* _RECORDED INFORMATION_
____________
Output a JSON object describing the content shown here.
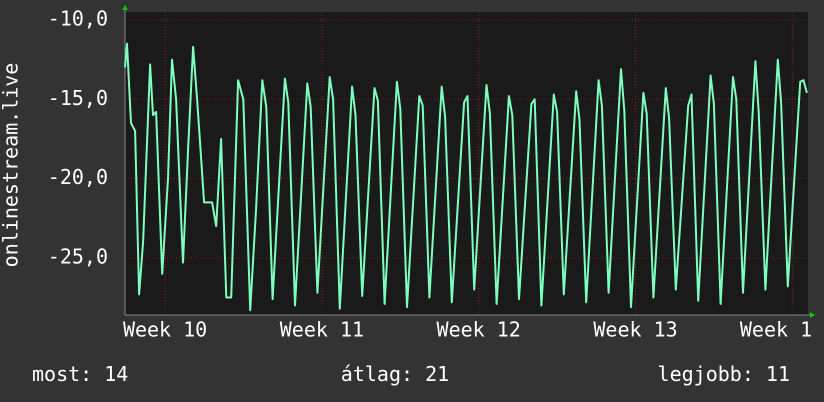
{
  "chart_data": {
    "type": "line",
    "y_label": "onlinestream.live",
    "x": [
      -1.79,
      -1.7,
      -1.52,
      -1.34,
      -1.16,
      -0.98,
      -0.67,
      -0.54,
      -0.4,
      -0.13,
      0.13,
      0.31,
      0.49,
      0.8,
      1.03,
      1.25,
      1.43,
      1.74,
      2.1,
      2.28,
      2.5,
      2.73,
      2.95,
      3.26,
      3.49,
      3.8,
      4.06,
      4.34,
      4.52,
      4.8,
      5.35,
      5.5,
      5.8,
      6.35,
      6.5,
      6.8,
      7.35,
      7.5,
      7.8,
      8.35,
      8.5,
      8.8,
      9.35,
      9.5,
      9.8,
      10.35,
      10.5,
      10.8,
      11.35,
      11.5,
      11.8,
      12.35,
      12.5,
      12.8,
      13.35,
      13.5,
      13.8,
      14.35,
      14.5,
      14.8,
      15.35,
      15.5,
      15.8,
      16.35,
      16.5,
      16.8,
      17.35,
      17.5,
      17.8,
      18.35,
      18.5,
      18.8,
      19.35,
      19.5,
      19.8,
      20.35,
      20.5,
      20.8,
      21.35,
      21.5,
      21.8,
      22.35,
      22.5,
      22.8,
      23.35,
      23.5,
      23.8,
      24.35,
      24.5,
      24.8,
      25.35,
      25.5,
      25.8,
      26.35,
      26.5,
      26.8,
      27.35,
      27.5,
      27.8,
      28.35,
      28.5,
      28.65
    ],
    "series": [
      {
        "name": "onlinestream.live",
        "color": "#7dffbe",
        "values": [
          -13,
          -11.5,
          -16.5,
          -17,
          -27.3,
          -24,
          -12.8,
          -16,
          -15.8,
          -26,
          -20,
          -12.5,
          -15,
          -25.3,
          -18,
          -11.7,
          -15,
          -21.5,
          -21.5,
          -23,
          -17.5,
          -27.5,
          -27.5,
          -13.8,
          -15,
          -28.3,
          -22,
          -13.8,
          -15.5,
          -27.6,
          -13.7,
          -15.2,
          -28.0,
          -14.0,
          -15.5,
          -27.2,
          -13.6,
          -15.0,
          -28.2,
          -14.2,
          -16.0,
          -27.4,
          -14.3,
          -15.1,
          -27.9,
          -13.9,
          -15.6,
          -28.1,
          -14.8,
          -15.4,
          -27.5,
          -14.2,
          -16.1,
          -27.8,
          -15.2,
          -14.8,
          -27.0,
          -14.1,
          -15.9,
          -27.9,
          -14.8,
          -16.0,
          -27.6,
          -15.3,
          -15.0,
          -28.0,
          -14.7,
          -15.8,
          -27.3,
          -14.5,
          -16.3,
          -27.8,
          -13.8,
          -15.4,
          -27.2,
          -13.1,
          -15.7,
          -28.1,
          -14.6,
          -15.9,
          -27.5,
          -14.3,
          -16.2,
          -27.0,
          -15.4,
          -14.7,
          -27.7,
          -13.5,
          -15.3,
          -27.9,
          -13.6,
          -15.0,
          -27.2,
          -12.6,
          -15.8,
          -27.0,
          -12.5,
          -15.2,
          -26.8,
          -13.9,
          -13.8,
          -14.6
        ]
      }
    ],
    "xlim": [
      -1.79,
      28.7
    ],
    "xticks": [
      {
        "value": 0,
        "label": "Week 10"
      },
      {
        "value": 7,
        "label": "Week 11"
      },
      {
        "value": 14,
        "label": "Week 12"
      },
      {
        "value": 21,
        "label": "Week 13"
      },
      {
        "value": 28,
        "label": "Week 1"
      }
    ],
    "ylim": [
      -28.6,
      -9.5
    ],
    "yticks": [
      {
        "value": -10,
        "label": "-10,0"
      },
      {
        "value": -15,
        "label": "-15,0"
      },
      {
        "value": -20,
        "label": "-20,0"
      },
      {
        "value": -25,
        "label": "-25,0"
      }
    ],
    "grid": true,
    "stats": [
      {
        "label": "most:",
        "value": 14
      },
      {
        "label": "átlag:",
        "value": 21
      },
      {
        "label": "legjobb:",
        "value": 11
      }
    ]
  }
}
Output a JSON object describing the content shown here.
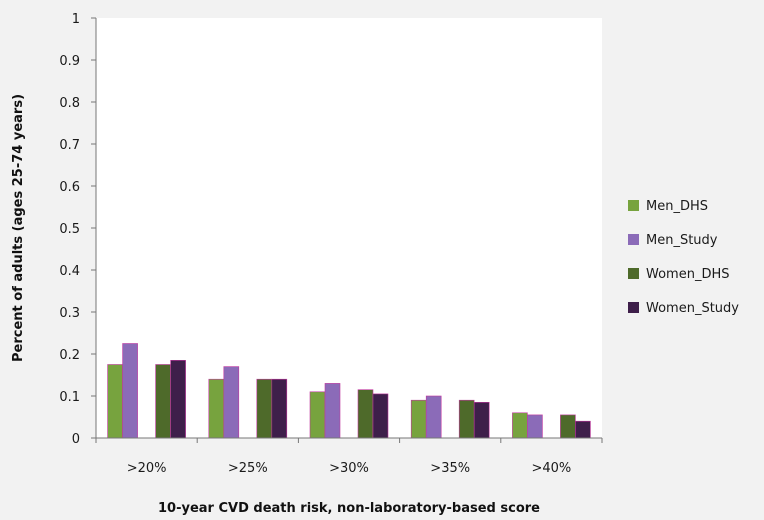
{
  "chart_data": {
    "type": "bar",
    "categories": [
      ">20%",
      ">25%",
      ">30%",
      ">35%",
      ">40%"
    ],
    "series": [
      {
        "name": "Men_DHS",
        "values": [
          0.175,
          0.14,
          0.11,
          0.09,
          0.06
        ],
        "color": "#77a33e"
      },
      {
        "name": "Men_Study",
        "values": [
          0.225,
          0.17,
          0.13,
          0.1,
          0.055
        ],
        "color": "#8b6bb8"
      },
      {
        "name": "Women_DHS",
        "values": [
          0.175,
          0.14,
          0.115,
          0.09,
          0.055
        ],
        "color": "#4e6a2a"
      },
      {
        "name": "Women_Study",
        "values": [
          0.185,
          0.14,
          0.105,
          0.085,
          0.04
        ],
        "color": "#3e1f4a"
      }
    ],
    "xlabel": "10-year CVD death risk, non-laboratory-based score",
    "ylabel": "Percent of adults (ages 25-74 years)",
    "ylim": [
      0,
      1
    ],
    "yticks": [
      "0",
      "0.1",
      "0.2",
      "0.3",
      "0.4",
      "0.5",
      "0.6",
      "0.7",
      "0.8",
      "0.9",
      "1"
    ],
    "grid": false,
    "legend_position": "right",
    "colors": {
      "plot_background": "#ffffff",
      "chart_background": "#f2f2f2",
      "axis": "#777777",
      "bar_border": "#c0379f"
    }
  }
}
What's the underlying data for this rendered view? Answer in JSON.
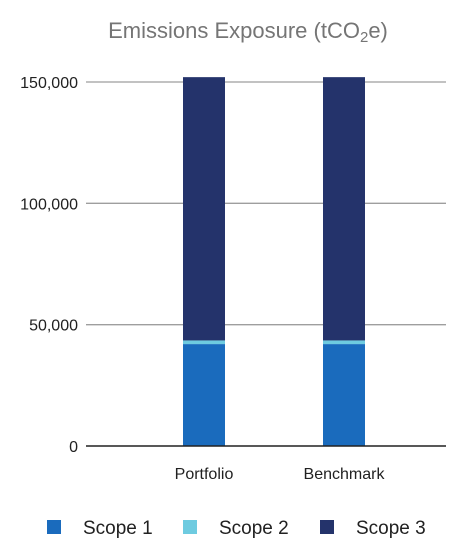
____________
* _EXERCISE DESCRIPTION_
Will you set down the records word for word while leaving out every picture?

* _ANSWER TO THIS TASK_
Output a JSON object describing the content shown here.
{
  "chart_data": {
    "type": "line",
    "y_label": "onlinestream.live",
    "x": [
      -1.79,
      -1.7,
      -1.52,
      -1.34,
      -1.16,
      -0.98,
      -0.67,
      -0.54,
      -0.4,
      -0.13,
      0.13,
      0.31,
      0.49,
      0.8,
      1.03,
      1.25,
      1.43,
      1.74,
      2.1,
      2.28,
      2.5,
      2.73,
      2.95,
      3.26,
      3.49,
      3.8,
      4.06,
      4.34,
      4.52,
      4.8,
      5.35,
      5.5,
      5.8,
      6.35,
      6.5,
      6.8,
      7.35,
      7.5,
      7.8,
      8.35,
      8.5,
      8.8,
      9.35,
      9.5,
      9.8,
      10.35,
      10.5,
      10.8,
      11.35,
      11.5,
      11.8,
      12.35,
      12.5,
      12.8,
      13.35,
      13.5,
      13.8,
      14.35,
      14.5,
      14.8,
      15.35,
      15.5,
      15.8,
      16.35,
      16.5,
      16.8,
      17.35,
      17.5,
      17.8,
      18.35,
      18.5,
      18.8,
      19.35,
      19.5,
      19.8,
      20.35,
      20.5,
      20.8,
      21.35,
      21.5,
      21.8,
      22.35,
      22.5,
      22.8,
      23.35,
      23.5,
      23.8,
      24.35,
      24.5,
      24.8,
      25.35,
      25.5,
      25.8,
      26.35,
      26.5,
      26.8,
      27.35,
      27.5,
      27.8,
      28.35,
      28.5,
      28.65
    ],
    "series": [
      {
        "name": "onlinestream.live",
        "color": "#7dffbe",
        "values": [
          -13,
          -11.5,
          -16.5,
          -17,
          -27.3,
          -24,
          -12.8,
          -16,
          -15.8,
          -26,
          -20,
          -12.5,
          -15,
          -25.3,
          -18,
          -11.7,
          -15,
          -21.5,
          -21.5,
          -23,
          -17.5,
          -27.5,
          -27.5,
          -13.8,
          -15,
          -28.3,
          -22,
          -13.8,
          -15.5,
          -27.6,
          -13.7,
          -15.2,
          -28.0,
          -14.0,
          -15.5,
          -27.2,
          -13.6,
          -15.0,
          -28.2,
          -14.2,
          -16.0,
          -27.4,
          -14.3,
          -15.1,
          -27.9,
          -13.9,
          -15.6,
          -28.1,
          -14.8,
          -15.4,
          -27.5,
          -14.2,
          -16.1,
          -27.8,
          -15.2,
          -14.8,
          -27.0,
          -14.1,
          -15.9,
          -27.9,
          -14.8,
          -16.0,
          -27.6,
          -15.3,
          -15.0,
          -28.0,
          -14.7,
          -15.8,
          -27.3,
          -14.5,
          -16.3,
          -27.8,
          -13.8,
          -15.4,
          -27.2,
          -13.1,
          -15.7,
          -28.1,
          -14.6,
          -15.9,
          -27.5,
          -14.3,
          -16.2,
          -27.0,
          -15.4,
          -14.7,
          -27.7,
          -13.5,
          -15.3,
          -27.9,
          -13.6,
          -15.0,
          -27.2,
          -12.6,
          -15.8,
          -27.0,
          -12.5,
          -15.2,
          -26.8,
          -13.9,
          -13.8,
          -14.6
        ]
      }
    ],
    "xlim": [
      -1.79,
      28.7
    ],
    "xticks": [
      {
        "value": 0,
        "label": "Week 10"
      },
      {
        "value": 7,
        "label": "Week 11"
      },
      {
        "value": 14,
        "label": "Week 12"
      },
      {
        "value": 21,
        "label": "Week 13"
      },
      {
        "value": 28,
        "label": "Week 1"
      }
    ],
    "ylim": [
      -28.6,
      -9.5
    ],
    "yticks": [
      {
        "value": -10,
        "label": "-10,0"
      },
      {
        "value": -15,
        "label": "-15,0"
      },
      {
        "value": -20,
        "label": "-20,0"
      },
      {
        "value": -25,
        "label": "-25,0"
      }
    ],
    "grid": true,
    "stats": [
      {
        "label": "most:",
        "value": 14
      },
      {
        "label": "átlag:",
        "value": 21
      },
      {
        "label": "legjobb:",
        "value": 11
      }
    ]
  }
}
Output a JSON object describing the content shown here.
{
  "chart_data": {
    "type": "bar",
    "categories": [
      ">20%",
      ">25%",
      ">30%",
      ">35%",
      ">40%"
    ],
    "series": [
      {
        "name": "Men_DHS",
        "values": [
          0.175,
          0.14,
          0.11,
          0.09,
          0.06
        ],
        "color": "#77a33e"
      },
      {
        "name": "Men_Study",
        "values": [
          0.225,
          0.17,
          0.13,
          0.1,
          0.055
        ],
        "color": "#8b6bb8"
      },
      {
        "name": "Women_DHS",
        "values": [
          0.175,
          0.14,
          0.115,
          0.09,
          0.055
        ],
        "color": "#4e6a2a"
      },
      {
        "name": "Women_Study",
        "values": [
          0.185,
          0.14,
          0.105,
          0.085,
          0.04
        ],
        "color": "#3e1f4a"
      }
    ],
    "xlabel": "10-year CVD death risk, non-laboratory-based score",
    "ylabel": "Percent of adults (ages 25-74 years)",
    "ylim": [
      0,
      1
    ],
    "yticks": [
      "0",
      "0.1",
      "0.2",
      "0.3",
      "0.4",
      "0.5",
      "0.6",
      "0.7",
      "0.8",
      "0.9",
      "1"
    ],
    "grid": false,
    "legend_position": "right",
    "colors": {
      "plot_background": "#ffffff",
      "chart_background": "#f2f2f2",
      "axis": "#777777",
      "bar_border": "#c0379f"
    }
  }
}
What's the underlying data for this rendered view? Answer in JSON.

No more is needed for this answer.